All of the material below is to be returned exactly.

[start]

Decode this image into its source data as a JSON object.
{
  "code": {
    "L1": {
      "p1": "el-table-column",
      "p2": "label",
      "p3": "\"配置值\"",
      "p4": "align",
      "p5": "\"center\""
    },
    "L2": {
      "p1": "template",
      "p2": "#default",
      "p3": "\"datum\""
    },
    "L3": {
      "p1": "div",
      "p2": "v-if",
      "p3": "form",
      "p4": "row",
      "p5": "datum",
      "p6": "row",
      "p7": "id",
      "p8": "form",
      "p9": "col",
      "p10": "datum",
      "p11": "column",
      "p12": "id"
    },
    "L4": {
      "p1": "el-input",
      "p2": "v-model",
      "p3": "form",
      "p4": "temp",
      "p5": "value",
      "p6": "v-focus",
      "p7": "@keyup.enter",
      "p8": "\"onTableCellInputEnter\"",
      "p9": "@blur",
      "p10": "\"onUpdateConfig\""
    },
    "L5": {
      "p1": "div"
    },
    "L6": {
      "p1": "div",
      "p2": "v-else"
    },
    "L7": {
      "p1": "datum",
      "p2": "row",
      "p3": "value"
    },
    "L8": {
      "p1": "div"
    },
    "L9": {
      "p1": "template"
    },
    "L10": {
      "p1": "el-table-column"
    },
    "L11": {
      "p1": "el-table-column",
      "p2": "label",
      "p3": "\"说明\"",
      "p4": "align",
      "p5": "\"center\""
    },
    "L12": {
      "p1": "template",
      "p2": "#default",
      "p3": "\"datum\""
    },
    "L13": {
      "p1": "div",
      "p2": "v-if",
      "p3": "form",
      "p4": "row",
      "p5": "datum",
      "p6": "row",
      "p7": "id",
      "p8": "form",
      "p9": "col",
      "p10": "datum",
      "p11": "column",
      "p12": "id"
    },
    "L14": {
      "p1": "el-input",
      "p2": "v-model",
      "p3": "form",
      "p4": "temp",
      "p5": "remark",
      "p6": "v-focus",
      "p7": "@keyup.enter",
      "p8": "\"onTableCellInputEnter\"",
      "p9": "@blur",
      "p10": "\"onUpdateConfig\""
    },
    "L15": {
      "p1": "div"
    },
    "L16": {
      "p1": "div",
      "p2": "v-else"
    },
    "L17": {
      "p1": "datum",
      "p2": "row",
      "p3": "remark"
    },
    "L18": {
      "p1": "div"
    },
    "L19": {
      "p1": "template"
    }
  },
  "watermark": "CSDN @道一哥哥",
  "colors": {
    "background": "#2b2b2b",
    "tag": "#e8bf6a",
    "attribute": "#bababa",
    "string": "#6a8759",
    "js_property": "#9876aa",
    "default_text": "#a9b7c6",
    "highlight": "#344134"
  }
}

[end]

• OUTPUT FOR THIS TASK
Decode this image into its source data as a JSON object.
{
  "code": {
    "L1": {
      "p1": "el-table-column",
      "p2": "label",
      "p3": "\"配置值\"",
      "p4": "align",
      "p5": "\"center\""
    },
    "L2": {
      "p1": "template",
      "p2": "#default",
      "p3": "\"datum\""
    },
    "L3": {
      "p1": "div",
      "p2": "v-if",
      "p3": "form",
      "p4": "row",
      "p5": "datum",
      "p6": "row",
      "p7": "id",
      "p8": "form",
      "p9": "col",
      "p10": "datum",
      "p11": "column",
      "p12": "id"
    },
    "L4": {
      "p1": "el-input",
      "p2": "v-model",
      "p3": "form",
      "p4": "temp",
      "p5": "value",
      "p6": "v-focus",
      "p7": "@keyup.enter",
      "p8": "\"onTableCellInputEnter\"",
      "p9": "@blur",
      "p10": "\"onUpdateConfig\""
    },
    "L5": {
      "p1": "div"
    },
    "L6": {
      "p1": "div",
      "p2": "v-else"
    },
    "L7": {
      "p1": "datum",
      "p2": "row",
      "p3": "value"
    },
    "L8": {
      "p1": "div"
    },
    "L9": {
      "p1": "template"
    },
    "L10": {
      "p1": "el-table-column"
    },
    "L11": {
      "p1": "el-table-column",
      "p2": "label",
      "p3": "\"说明\"",
      "p4": "align",
      "p5": "\"center\""
    },
    "L12": {
      "p1": "template",
      "p2": "#default",
      "p3": "\"datum\""
    },
    "L13": {
      "p1": "div",
      "p2": "v-if",
      "p3": "form",
      "p4": "row",
      "p5": "datum",
      "p6": "row",
      "p7": "id",
      "p8": "form",
      "p9": "col",
      "p10": "datum",
      "p11": "column",
      "p12": "id"
    },
    "L14": {
      "p1": "el-input",
      "p2": "v-model",
      "p3": "form",
      "p4": "temp",
      "p5": "remark",
      "p6": "v-focus",
      "p7": "@keyup.enter",
      "p8": "\"onTableCellInputEnter\"",
      "p9": "@blur",
      "p10": "\"onUpdateConfig\""
    },
    "L15": {
      "p1": "div"
    },
    "L16": {
      "p1": "div",
      "p2": "v-else"
    },
    "L17": {
      "p1": "datum",
      "p2": "row",
      "p3": "remark"
    },
    "L18": {
      "p1": "div"
    },
    "L19": {
      "p1": "template"
    }
  },
  "watermark": "CSDN @道一哥哥",
  "colors": {
    "background": "#2b2b2b",
    "tag": "#e8bf6a",
    "attribute": "#bababa",
    "string": "#6a8759",
    "js_property": "#9876aa",
    "default_text": "#a9b7c6",
    "highlight": "#344134"
  }
}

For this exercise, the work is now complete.